EXERCISE – Without changing a character, return the entries, but not the images they hold.

PROVIDED MATERIAL –
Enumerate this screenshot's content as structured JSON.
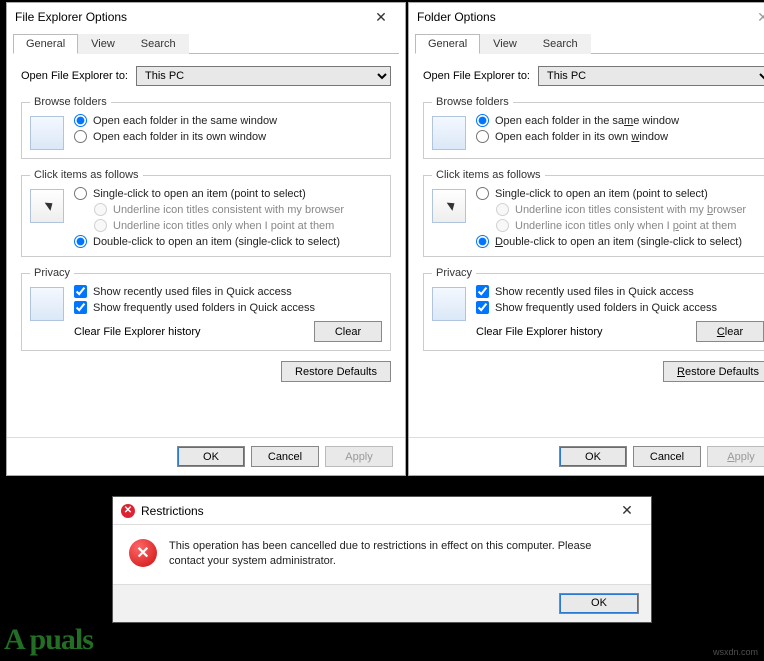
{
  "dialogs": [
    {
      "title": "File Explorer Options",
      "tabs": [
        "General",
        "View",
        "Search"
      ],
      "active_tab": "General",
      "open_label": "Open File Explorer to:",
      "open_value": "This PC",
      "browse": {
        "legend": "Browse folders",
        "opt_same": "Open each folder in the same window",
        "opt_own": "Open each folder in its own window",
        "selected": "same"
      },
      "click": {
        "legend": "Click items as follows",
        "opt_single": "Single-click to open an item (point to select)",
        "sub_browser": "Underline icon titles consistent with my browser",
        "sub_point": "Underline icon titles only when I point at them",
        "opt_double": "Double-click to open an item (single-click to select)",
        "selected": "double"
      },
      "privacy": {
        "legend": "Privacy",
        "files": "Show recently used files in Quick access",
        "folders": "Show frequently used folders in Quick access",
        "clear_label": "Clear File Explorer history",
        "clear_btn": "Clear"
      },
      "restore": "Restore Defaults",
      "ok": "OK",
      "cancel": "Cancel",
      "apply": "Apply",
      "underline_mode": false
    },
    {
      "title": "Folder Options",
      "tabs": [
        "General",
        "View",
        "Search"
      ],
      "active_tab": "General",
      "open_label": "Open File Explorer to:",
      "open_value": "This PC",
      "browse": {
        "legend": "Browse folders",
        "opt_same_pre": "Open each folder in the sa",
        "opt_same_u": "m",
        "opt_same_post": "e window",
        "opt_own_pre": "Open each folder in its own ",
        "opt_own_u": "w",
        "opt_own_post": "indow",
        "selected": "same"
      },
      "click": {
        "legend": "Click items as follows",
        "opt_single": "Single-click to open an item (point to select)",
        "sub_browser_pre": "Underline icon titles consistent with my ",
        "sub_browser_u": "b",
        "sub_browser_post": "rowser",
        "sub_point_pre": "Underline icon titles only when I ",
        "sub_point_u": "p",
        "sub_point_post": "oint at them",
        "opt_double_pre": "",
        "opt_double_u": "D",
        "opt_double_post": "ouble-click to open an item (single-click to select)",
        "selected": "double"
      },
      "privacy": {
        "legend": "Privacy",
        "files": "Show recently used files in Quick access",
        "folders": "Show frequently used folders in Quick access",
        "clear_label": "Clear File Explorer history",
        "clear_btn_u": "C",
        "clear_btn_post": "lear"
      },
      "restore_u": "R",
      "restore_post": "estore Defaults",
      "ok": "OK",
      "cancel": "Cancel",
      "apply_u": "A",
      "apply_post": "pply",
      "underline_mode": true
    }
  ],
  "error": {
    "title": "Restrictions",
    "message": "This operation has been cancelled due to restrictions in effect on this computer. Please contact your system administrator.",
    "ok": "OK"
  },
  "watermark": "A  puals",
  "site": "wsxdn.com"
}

TASK OUTPUT –
Enumerate this screenshot's content as structured JSON.
{
  "dialogs": [
    {
      "title": "File Explorer Options",
      "tabs": [
        "General",
        "View",
        "Search"
      ],
      "active_tab": "General",
      "open_label": "Open File Explorer to:",
      "open_value": "This PC",
      "browse": {
        "legend": "Browse folders",
        "opt_same": "Open each folder in the same window",
        "opt_own": "Open each folder in its own window",
        "selected": "same"
      },
      "click": {
        "legend": "Click items as follows",
        "opt_single": "Single-click to open an item (point to select)",
        "sub_browser": "Underline icon titles consistent with my browser",
        "sub_point": "Underline icon titles only when I point at them",
        "opt_double": "Double-click to open an item (single-click to select)",
        "selected": "double"
      },
      "privacy": {
        "legend": "Privacy",
        "files": "Show recently used files in Quick access",
        "folders": "Show frequently used folders in Quick access",
        "clear_label": "Clear File Explorer history",
        "clear_btn": "Clear"
      },
      "restore": "Restore Defaults",
      "ok": "OK",
      "cancel": "Cancel",
      "apply": "Apply",
      "underline_mode": false
    },
    {
      "title": "Folder Options",
      "tabs": [
        "General",
        "View",
        "Search"
      ],
      "active_tab": "General",
      "open_label": "Open File Explorer to:",
      "open_value": "This PC",
      "browse": {
        "legend": "Browse folders",
        "opt_same_pre": "Open each folder in the sa",
        "opt_same_u": "m",
        "opt_same_post": "e window",
        "opt_own_pre": "Open each folder in its own ",
        "opt_own_u": "w",
        "opt_own_post": "indow",
        "selected": "same"
      },
      "click": {
        "legend": "Click items as follows",
        "opt_single": "Single-click to open an item (point to select)",
        "sub_browser_pre": "Underline icon titles consistent with my ",
        "sub_browser_u": "b",
        "sub_browser_post": "rowser",
        "sub_point_pre": "Underline icon titles only when I ",
        "sub_point_u": "p",
        "sub_point_post": "oint at them",
        "opt_double_pre": "",
        "opt_double_u": "D",
        "opt_double_post": "ouble-click to open an item (single-click to select)",
        "selected": "double"
      },
      "privacy": {
        "legend": "Privacy",
        "files": "Show recently used files in Quick access",
        "folders": "Show frequently used folders in Quick access",
        "clear_label": "Clear File Explorer history",
        "clear_btn_u": "C",
        "clear_btn_post": "lear"
      },
      "restore_u": "R",
      "restore_post": "estore Defaults",
      "ok": "OK",
      "cancel": "Cancel",
      "apply_u": "A",
      "apply_post": "pply",
      "underline_mode": true
    }
  ],
  "error": {
    "title": "Restrictions",
    "message": "This operation has been cancelled due to restrictions in effect on this computer. Please contact your system administrator.",
    "ok": "OK"
  },
  "watermark": "A  puals",
  "site": "wsxdn.com"
}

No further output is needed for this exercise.